(The task) Write out the listing below again, precisely as it is given.

======== Records for processing

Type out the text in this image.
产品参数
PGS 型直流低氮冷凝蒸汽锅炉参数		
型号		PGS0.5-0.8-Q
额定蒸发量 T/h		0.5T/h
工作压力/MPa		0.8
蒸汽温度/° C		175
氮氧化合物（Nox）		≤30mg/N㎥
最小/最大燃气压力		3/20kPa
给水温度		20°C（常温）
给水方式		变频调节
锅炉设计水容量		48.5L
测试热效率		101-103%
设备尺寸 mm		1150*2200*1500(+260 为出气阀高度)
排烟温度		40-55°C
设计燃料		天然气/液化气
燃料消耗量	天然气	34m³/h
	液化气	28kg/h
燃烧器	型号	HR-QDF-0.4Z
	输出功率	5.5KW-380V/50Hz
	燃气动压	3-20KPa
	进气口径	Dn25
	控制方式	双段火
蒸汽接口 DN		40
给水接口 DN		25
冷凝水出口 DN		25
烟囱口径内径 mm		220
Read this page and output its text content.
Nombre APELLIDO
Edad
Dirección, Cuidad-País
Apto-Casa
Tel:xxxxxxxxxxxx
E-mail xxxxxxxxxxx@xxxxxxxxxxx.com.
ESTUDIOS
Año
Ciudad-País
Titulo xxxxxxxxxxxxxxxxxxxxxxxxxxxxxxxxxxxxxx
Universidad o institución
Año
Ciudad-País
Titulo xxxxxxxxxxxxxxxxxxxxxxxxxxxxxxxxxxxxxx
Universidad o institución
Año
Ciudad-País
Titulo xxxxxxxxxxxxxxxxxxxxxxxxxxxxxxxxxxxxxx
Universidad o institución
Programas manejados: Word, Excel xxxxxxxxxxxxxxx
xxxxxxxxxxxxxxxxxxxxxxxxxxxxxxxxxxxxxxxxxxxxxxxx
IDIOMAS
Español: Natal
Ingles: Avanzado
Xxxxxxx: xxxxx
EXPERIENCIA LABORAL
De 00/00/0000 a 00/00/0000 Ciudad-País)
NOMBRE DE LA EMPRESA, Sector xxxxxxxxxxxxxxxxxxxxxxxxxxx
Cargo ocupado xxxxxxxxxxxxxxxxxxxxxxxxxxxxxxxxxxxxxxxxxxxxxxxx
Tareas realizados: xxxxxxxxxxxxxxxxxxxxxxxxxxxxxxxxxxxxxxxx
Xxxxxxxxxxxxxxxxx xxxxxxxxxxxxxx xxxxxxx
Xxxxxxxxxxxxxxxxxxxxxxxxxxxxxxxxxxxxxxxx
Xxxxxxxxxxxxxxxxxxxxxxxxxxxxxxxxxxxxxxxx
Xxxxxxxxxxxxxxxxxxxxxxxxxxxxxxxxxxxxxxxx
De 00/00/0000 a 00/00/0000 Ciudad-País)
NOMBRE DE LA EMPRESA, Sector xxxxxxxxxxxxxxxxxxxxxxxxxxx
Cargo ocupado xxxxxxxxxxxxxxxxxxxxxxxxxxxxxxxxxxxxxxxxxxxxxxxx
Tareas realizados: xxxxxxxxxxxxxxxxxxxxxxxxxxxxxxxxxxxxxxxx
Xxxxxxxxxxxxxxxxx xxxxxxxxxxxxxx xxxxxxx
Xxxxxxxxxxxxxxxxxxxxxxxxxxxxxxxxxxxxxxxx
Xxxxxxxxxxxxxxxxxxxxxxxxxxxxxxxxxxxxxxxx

================

(Complete answer)
Type out the text in this image.
产品参数
PGS 型直流低氮冷凝蒸汽锅炉参数		
型号		PGS0.5-0.8-Q
额定蒸发量 T/h		0.5T/h
工作压力/MPa		0.8
蒸汽温度/° C		175
氮氧化合物（Nox）		≤30mg/N㎥
最小/最大燃气压力		3/20kPa
给水温度		20°C（常温）
给水方式		变频调节
锅炉设计水容量		48.5L
测试热效率		101-103%
设备尺寸 mm		1150*2200*1500(+260 为出气阀高度)
排烟温度		40-55°C
设计燃料		天然气/液化气
燃料消耗量	天然气	34m³/h
	液化气	28kg/h
燃烧器	型号	HR-QDF-0.4Z
	输出功率	5.5KW-380V/50Hz
	燃气动压	3-20KPa
	进气口径	Dn25
	控制方式	双段火
蒸汽接口 DN		40
给水接口 DN		25
冷凝水出口 DN		25
烟囱口径内径 mm		220
Read this page and output its text content.
Nombre APELLIDO
Edad
Dirección, Cuidad-País
Apto-Casa
Tel:xxxxxxxxxxxx
E-mail xxxxxxxxxxx@xxxxxxxxxxx.com.
ESTUDIOS
Año
Ciudad-País
Titulo xxxxxxxxxxxxxxxxxxxxxxxxxxxxxxxxxxxxxx
Universidad o institución
Año
Ciudad-País
Titulo xxxxxxxxxxxxxxxxxxxxxxxxxxxxxxxxxxxxxx
Universidad o institución
Año
Ciudad-País
Titulo xxxxxxxxxxxxxxxxxxxxxxxxxxxxxxxxxxxxxx
Universidad o institución
Programas manejados: Word, Excel xxxxxxxxxxxxxxx
xxxxxxxxxxxxxxxxxxxxxxxxxxxxxxxxxxxxxxxxxxxxxxxx
IDIOMAS
Español: Natal
Ingles: Avanzado
Xxxxxxx: xxxxx
EXPERIENCIA LABORAL
De 00/00/0000 a 00/00/0000 Ciudad-País)
NOMBRE DE LA EMPRESA, Sector xxxxxxxxxxxxxxxxxxxxxxxxxxx
Cargo ocupado xxxxxxxxxxxxxxxxxxxxxxxxxxxxxxxxxxxxxxxxxxxxxxxx
Tareas realizados: xxxxxxxxxxxxxxxxxxxxxxxxxxxxxxxxxxxxxxxx
Xxxxxxxxxxxxxxxxx xxxxxxxxxxxxxx xxxxxxx
Xxxxxxxxxxxxxxxxxxxxxxxxxxxxxxxxxxxxxxxx
Xxxxxxxxxxxxxxxxxxxxxxxxxxxxxxxxxxxxxxxx
Xxxxxxxxxxxxxxxxxxxxxxxxxxxxxxxxxxxxxxxx
De 00/00/0000 a 00/00/0000 Ciudad-País)
NOMBRE DE LA EMPRESA, Sector xxxxxxxxxxxxxxxxxxxxxxxxxxx
Cargo ocupado xxxxxxxxxxxxxxxxxxxxxxxxxxxxxxxxxxxxxxxxxxxxxxxx
Tareas realizados: xxxxxxxxxxxxxxxxxxxxxxxxxxxxxxxxxxxxxxxx
Xxxxxxxxxxxxxxxxx xxxxxxxxxxxxxx xxxxxxx
Xxxxxxxxxxxxxxxxxxxxxxxxxxxxxxxxxxxxxxxx
Xxxxxxxxxxxxxxxxxxxxxxxxxxxxxxxxxxxxxxxx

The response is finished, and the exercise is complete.